Aim of the task: Write out every entry precisely as given, leaving the pictures out.

═════ Records ═════

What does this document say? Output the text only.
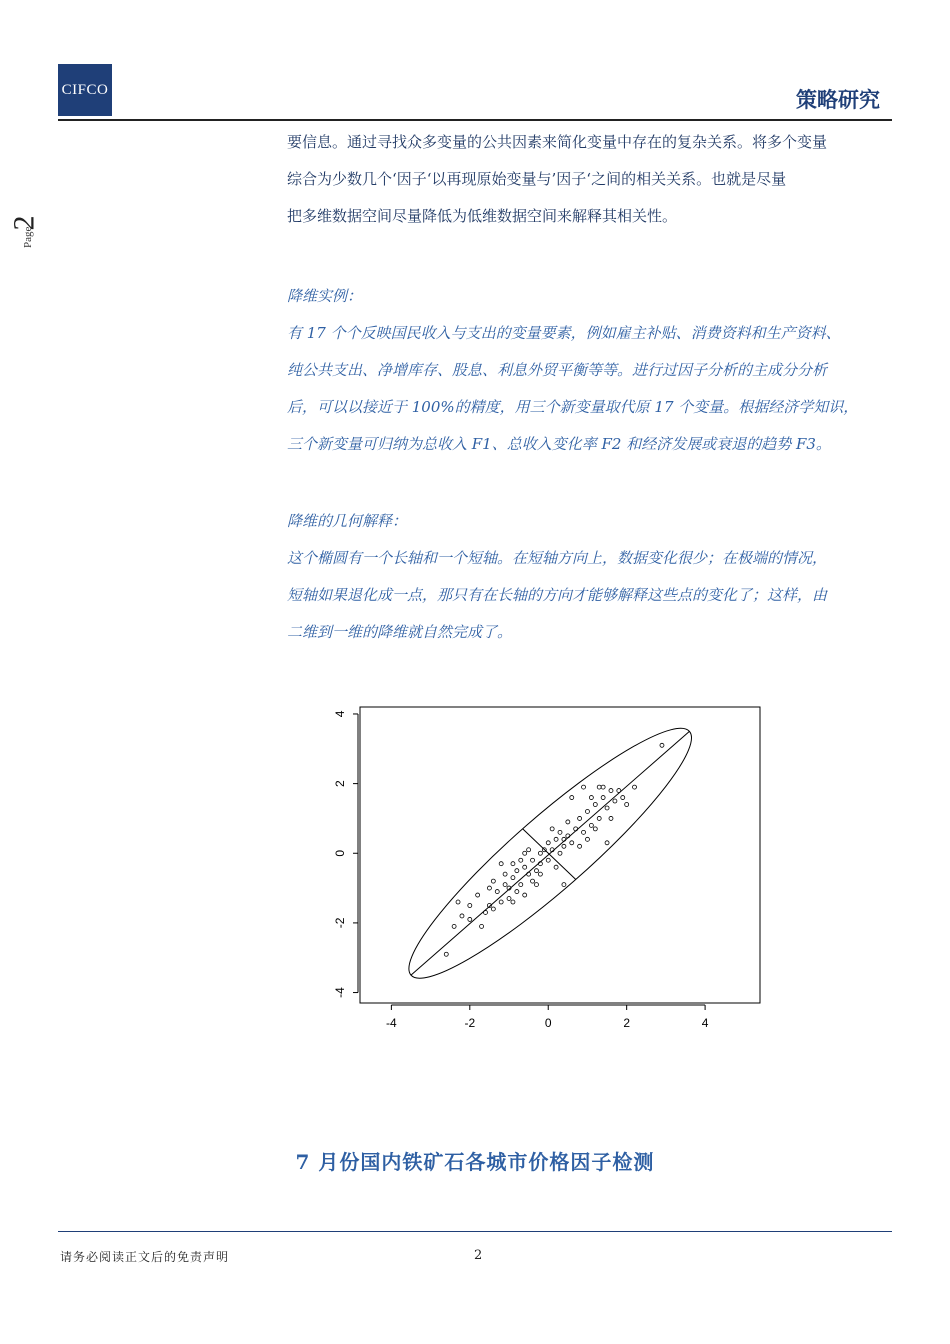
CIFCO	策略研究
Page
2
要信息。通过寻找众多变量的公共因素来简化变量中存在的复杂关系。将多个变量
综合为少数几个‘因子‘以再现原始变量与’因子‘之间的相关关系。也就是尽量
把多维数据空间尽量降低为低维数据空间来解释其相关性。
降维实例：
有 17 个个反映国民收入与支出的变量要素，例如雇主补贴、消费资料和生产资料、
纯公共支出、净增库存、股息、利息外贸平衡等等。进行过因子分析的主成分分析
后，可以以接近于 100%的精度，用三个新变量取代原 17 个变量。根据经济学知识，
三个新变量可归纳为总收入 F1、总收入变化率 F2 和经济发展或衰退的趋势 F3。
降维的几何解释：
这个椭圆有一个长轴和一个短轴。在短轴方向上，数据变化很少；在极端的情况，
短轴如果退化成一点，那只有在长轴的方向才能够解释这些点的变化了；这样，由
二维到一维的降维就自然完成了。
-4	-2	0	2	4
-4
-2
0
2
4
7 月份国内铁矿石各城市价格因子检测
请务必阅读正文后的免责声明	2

═════

Full response:
What does this document say? Output the text only.
CIFCO	策略研究
Page
2
要信息。通过寻找众多变量的公共因素来简化变量中存在的复杂关系。将多个变量
综合为少数几个‘因子‘以再现原始变量与’因子‘之间的相关关系。也就是尽量
把多维数据空间尽量降低为低维数据空间来解释其相关性。
降维实例：
有 17 个个反映国民收入与支出的变量要素，例如雇主补贴、消费资料和生产资料、
纯公共支出、净增库存、股息、利息外贸平衡等等。进行过因子分析的主成分分析
后，可以以接近于 100%的精度，用三个新变量取代原 17 个变量。根据经济学知识，
三个新变量可归纳为总收入 F1、总收入变化率 F2 和经济发展或衰退的趋势 F3。
降维的几何解释：
这个椭圆有一个长轴和一个短轴。在短轴方向上，数据变化很少；在极端的情况，
短轴如果退化成一点，那只有在长轴的方向才能够解释这些点的变化了；这样，由
二维到一维的降维就自然完成了。
-4	-2	0	2	4
-4
-2
0
2
4
7 月份国内铁矿石各城市价格因子检测
请务必阅读正文后的免责声明	2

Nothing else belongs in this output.